DATA TO PROCESS:
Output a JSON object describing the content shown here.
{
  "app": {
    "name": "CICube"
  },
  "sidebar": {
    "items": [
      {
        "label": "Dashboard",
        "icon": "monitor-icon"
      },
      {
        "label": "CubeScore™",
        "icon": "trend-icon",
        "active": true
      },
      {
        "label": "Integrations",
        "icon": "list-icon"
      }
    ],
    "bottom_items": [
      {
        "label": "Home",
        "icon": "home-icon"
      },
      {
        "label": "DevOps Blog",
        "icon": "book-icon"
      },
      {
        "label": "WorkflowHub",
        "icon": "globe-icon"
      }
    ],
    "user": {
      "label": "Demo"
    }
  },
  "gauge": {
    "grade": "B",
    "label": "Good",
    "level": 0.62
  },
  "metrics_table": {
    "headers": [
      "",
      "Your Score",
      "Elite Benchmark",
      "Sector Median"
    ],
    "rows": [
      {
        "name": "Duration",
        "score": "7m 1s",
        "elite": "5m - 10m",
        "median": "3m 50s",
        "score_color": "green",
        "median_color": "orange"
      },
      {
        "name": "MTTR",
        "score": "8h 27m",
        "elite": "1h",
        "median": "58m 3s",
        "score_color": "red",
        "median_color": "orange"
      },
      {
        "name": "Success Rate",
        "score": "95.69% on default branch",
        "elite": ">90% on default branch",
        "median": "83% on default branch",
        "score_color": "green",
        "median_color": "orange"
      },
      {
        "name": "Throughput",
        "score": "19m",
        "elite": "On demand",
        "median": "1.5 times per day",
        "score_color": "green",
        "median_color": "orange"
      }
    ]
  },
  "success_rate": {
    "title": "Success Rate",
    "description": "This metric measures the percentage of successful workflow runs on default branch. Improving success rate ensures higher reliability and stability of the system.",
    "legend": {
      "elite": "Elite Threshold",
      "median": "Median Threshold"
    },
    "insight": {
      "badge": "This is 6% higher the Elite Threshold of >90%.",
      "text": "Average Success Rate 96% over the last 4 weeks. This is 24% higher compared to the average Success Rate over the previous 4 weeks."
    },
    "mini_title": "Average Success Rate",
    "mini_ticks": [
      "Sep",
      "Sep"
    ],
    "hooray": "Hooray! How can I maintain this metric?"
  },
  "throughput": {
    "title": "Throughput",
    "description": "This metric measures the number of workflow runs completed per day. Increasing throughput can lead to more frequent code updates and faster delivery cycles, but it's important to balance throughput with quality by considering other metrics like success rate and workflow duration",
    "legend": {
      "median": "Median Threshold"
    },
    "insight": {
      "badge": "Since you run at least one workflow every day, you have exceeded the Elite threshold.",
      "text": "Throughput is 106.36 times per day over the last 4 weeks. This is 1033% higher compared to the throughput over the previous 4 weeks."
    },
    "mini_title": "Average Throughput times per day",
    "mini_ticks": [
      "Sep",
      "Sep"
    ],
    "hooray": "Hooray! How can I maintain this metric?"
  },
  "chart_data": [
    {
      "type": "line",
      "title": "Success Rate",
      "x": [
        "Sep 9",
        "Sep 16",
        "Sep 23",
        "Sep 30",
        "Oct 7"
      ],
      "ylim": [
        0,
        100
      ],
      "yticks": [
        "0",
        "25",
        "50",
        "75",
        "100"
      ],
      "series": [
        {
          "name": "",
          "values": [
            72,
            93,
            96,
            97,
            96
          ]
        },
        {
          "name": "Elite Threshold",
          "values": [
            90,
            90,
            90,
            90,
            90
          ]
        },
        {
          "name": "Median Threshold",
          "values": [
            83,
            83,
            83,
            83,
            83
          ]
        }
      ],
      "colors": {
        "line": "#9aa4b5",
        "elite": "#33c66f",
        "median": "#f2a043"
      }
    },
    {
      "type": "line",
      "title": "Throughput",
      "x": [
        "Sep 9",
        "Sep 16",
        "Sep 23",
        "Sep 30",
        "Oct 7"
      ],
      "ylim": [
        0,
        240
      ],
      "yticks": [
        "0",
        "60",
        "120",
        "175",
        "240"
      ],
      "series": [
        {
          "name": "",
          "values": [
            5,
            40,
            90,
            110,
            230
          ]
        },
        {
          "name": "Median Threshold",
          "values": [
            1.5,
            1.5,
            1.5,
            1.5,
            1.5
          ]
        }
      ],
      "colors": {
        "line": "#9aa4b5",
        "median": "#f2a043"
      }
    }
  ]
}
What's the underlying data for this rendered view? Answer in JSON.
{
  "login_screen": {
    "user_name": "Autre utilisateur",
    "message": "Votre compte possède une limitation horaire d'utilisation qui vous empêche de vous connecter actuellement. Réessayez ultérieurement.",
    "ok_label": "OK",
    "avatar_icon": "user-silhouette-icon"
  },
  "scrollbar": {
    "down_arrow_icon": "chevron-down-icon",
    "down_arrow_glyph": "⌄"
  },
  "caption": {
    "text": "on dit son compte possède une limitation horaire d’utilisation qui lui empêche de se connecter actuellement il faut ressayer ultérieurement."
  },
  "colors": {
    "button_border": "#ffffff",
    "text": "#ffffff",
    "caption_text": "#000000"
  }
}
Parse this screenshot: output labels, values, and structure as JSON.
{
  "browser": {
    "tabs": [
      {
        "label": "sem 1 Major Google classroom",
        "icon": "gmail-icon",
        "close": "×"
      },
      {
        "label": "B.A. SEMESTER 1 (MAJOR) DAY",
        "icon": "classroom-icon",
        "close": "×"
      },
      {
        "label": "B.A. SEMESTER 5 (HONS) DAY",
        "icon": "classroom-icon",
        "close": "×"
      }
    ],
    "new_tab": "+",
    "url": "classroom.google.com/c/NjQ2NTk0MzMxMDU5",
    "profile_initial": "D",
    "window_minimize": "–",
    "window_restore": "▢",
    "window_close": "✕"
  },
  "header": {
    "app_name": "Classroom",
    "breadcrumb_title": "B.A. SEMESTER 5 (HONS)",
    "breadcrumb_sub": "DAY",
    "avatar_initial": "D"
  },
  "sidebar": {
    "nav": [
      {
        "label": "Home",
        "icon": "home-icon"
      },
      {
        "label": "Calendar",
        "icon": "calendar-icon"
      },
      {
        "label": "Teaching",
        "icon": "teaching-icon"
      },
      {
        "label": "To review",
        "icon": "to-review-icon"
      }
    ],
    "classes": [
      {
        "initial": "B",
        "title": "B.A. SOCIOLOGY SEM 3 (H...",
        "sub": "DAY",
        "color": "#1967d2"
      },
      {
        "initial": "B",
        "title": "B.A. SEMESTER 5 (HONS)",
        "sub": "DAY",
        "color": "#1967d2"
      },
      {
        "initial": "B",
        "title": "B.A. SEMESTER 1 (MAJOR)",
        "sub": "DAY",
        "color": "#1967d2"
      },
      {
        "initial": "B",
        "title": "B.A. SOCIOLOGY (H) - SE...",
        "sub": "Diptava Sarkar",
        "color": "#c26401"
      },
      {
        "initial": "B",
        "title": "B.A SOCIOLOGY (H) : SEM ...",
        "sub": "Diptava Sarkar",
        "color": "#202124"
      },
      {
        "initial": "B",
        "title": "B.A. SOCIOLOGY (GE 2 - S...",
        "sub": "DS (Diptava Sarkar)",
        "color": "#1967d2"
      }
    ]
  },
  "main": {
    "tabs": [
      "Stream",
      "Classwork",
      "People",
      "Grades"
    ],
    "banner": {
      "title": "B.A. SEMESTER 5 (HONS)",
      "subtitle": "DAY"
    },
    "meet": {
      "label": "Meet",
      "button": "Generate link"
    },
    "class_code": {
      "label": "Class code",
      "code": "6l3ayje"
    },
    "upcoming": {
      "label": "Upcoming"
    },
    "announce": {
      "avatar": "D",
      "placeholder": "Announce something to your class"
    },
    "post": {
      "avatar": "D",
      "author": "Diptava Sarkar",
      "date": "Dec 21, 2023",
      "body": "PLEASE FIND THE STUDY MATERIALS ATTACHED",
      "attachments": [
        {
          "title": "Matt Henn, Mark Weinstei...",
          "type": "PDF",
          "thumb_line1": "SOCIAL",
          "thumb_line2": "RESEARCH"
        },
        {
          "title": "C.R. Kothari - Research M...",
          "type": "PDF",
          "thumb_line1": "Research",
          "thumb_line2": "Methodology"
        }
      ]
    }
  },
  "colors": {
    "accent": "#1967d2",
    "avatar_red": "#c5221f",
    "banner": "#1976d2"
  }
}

WORK TO BE COMPLETED: Which lines in the records above contain the string "Average"? Copy each one.

EXPECTED ANSWER:
      "text": "Average Success Rate 96% over the last 4 weeks. This is 24% higher compared to the average Success Rate over the previous 4 weeks."
    "mini_title": "Average Success Rate",
    "mini_title": "Average Throughput times per day",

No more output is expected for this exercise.